WHAT THE TASK ASKS
Pick out and copy every line below that has the word "esigenze".

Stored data
● ● ●

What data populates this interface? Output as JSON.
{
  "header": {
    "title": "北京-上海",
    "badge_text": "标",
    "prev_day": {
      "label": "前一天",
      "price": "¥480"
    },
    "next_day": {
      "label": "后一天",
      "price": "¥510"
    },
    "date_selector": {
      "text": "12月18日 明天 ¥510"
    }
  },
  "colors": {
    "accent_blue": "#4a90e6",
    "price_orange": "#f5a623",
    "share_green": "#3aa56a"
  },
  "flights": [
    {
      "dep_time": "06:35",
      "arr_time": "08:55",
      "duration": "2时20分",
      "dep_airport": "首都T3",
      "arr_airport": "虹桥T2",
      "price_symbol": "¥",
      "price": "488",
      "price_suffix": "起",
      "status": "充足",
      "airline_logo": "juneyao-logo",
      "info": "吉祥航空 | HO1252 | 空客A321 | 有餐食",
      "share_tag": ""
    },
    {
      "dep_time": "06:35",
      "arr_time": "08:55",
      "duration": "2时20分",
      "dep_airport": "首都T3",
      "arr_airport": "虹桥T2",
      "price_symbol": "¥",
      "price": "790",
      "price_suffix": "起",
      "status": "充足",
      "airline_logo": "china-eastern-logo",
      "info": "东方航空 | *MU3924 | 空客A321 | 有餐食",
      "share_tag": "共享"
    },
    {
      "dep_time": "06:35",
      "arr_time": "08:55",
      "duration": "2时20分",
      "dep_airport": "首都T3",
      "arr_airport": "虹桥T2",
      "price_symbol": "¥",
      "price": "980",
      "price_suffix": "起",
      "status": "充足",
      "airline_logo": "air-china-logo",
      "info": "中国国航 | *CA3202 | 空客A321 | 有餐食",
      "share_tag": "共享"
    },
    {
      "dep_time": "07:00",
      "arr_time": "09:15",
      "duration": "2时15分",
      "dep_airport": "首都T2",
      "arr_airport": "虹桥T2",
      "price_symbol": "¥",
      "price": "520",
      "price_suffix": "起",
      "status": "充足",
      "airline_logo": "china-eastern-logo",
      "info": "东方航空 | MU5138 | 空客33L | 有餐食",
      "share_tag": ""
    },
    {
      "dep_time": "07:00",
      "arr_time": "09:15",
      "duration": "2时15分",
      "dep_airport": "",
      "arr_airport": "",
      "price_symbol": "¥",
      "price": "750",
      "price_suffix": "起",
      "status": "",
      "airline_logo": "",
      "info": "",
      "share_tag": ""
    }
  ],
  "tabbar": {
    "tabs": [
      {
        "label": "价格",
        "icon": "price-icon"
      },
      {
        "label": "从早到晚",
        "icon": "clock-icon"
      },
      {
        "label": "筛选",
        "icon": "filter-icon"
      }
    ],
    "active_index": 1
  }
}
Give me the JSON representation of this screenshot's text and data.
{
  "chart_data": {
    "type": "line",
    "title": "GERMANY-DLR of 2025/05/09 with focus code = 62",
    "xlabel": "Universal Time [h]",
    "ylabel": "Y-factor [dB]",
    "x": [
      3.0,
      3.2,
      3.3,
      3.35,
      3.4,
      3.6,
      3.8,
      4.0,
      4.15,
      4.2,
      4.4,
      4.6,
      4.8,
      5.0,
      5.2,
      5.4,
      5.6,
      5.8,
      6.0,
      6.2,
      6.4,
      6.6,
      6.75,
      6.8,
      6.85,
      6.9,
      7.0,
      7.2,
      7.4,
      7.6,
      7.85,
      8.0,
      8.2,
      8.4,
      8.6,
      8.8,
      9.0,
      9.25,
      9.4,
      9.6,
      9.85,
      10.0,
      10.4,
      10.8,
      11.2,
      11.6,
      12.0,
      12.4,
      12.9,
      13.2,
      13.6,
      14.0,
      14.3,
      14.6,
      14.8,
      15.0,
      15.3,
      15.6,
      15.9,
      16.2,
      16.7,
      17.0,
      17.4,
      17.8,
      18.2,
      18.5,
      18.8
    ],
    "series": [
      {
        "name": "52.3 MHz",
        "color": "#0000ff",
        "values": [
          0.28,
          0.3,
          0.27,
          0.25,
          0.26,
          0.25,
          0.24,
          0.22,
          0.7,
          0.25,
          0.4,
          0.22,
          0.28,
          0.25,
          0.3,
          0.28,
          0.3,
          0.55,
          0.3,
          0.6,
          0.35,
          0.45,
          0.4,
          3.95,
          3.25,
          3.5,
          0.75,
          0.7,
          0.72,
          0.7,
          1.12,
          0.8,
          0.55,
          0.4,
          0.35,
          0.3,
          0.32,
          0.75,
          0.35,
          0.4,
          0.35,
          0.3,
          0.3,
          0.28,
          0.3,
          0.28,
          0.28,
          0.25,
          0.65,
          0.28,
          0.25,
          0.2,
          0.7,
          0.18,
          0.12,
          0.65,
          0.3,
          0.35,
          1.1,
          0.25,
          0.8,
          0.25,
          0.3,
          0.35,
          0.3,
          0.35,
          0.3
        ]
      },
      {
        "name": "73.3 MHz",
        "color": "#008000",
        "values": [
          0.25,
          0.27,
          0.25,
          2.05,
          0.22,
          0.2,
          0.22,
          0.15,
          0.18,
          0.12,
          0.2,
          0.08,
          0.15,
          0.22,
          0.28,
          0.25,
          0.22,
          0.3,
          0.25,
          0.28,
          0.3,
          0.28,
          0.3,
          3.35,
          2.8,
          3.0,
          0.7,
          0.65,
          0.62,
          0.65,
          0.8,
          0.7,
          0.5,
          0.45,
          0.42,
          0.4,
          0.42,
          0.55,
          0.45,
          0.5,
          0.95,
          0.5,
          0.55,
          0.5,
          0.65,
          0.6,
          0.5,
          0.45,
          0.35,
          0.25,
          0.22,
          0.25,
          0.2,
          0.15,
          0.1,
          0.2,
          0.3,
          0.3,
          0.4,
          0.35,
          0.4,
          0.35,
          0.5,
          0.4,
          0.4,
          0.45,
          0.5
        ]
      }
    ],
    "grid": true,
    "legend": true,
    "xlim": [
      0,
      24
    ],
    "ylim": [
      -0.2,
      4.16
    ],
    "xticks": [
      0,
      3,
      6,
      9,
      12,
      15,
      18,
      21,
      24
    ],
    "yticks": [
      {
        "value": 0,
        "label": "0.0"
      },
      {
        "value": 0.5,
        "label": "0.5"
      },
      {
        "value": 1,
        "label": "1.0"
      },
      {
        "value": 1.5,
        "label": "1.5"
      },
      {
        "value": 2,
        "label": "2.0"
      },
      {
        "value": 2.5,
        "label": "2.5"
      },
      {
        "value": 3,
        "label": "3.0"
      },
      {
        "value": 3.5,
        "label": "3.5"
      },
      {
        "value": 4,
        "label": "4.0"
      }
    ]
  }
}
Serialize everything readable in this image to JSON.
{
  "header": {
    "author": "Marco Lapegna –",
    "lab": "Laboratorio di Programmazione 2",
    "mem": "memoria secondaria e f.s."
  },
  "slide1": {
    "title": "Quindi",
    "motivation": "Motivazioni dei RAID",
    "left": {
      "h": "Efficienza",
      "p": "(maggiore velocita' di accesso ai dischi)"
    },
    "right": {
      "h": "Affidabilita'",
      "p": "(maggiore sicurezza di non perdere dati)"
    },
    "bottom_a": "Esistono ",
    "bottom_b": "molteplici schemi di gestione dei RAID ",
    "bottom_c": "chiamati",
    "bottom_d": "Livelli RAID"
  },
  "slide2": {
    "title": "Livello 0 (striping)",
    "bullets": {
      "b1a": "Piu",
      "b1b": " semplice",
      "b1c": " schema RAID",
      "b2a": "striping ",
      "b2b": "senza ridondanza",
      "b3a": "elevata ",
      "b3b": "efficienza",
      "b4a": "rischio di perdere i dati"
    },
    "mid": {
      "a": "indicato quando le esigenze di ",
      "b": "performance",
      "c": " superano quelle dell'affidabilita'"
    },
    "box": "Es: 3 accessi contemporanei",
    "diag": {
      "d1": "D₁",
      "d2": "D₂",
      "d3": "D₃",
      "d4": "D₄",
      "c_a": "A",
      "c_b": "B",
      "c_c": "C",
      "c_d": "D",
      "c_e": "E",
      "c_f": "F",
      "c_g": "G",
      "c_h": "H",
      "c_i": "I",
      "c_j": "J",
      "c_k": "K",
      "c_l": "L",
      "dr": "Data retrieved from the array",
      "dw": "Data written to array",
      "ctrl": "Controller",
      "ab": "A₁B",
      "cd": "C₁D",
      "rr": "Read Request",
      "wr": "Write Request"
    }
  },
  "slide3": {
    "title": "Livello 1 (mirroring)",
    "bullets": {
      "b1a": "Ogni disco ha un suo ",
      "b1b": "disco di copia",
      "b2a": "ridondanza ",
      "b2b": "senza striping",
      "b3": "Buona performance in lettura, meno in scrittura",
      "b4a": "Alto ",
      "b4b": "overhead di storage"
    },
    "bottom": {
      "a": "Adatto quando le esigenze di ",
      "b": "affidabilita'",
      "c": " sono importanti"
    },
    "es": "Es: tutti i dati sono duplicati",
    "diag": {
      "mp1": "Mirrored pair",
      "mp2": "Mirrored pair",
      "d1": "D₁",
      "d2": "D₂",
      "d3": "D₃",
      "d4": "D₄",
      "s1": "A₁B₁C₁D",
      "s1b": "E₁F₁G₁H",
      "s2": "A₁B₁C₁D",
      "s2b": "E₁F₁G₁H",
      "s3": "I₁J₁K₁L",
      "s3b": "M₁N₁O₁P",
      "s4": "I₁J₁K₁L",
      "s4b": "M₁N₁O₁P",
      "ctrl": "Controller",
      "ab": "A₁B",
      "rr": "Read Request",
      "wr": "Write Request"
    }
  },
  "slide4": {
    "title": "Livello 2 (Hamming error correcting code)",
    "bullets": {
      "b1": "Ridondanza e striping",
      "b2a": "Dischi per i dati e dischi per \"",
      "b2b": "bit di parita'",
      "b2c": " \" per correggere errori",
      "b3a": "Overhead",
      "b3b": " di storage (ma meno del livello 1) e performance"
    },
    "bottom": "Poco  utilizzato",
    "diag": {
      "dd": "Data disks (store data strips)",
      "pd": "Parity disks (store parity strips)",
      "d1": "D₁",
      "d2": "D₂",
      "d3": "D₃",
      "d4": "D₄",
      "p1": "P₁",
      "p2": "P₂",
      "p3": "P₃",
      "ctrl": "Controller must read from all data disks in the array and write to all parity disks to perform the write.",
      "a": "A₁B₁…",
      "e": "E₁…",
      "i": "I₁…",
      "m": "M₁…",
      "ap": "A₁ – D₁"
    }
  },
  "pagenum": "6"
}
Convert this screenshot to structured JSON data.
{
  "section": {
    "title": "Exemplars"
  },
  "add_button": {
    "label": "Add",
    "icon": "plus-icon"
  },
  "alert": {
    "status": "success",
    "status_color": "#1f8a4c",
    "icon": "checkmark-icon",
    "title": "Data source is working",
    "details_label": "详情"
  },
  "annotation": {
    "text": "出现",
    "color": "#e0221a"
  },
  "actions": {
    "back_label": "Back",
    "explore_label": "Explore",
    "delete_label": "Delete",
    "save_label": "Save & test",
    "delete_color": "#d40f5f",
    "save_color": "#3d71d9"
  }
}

● ● ●

TASK ANSWER
      "a": "indicato quando le esigenze di ",
      "a": "Adatto quando le esigenze di ",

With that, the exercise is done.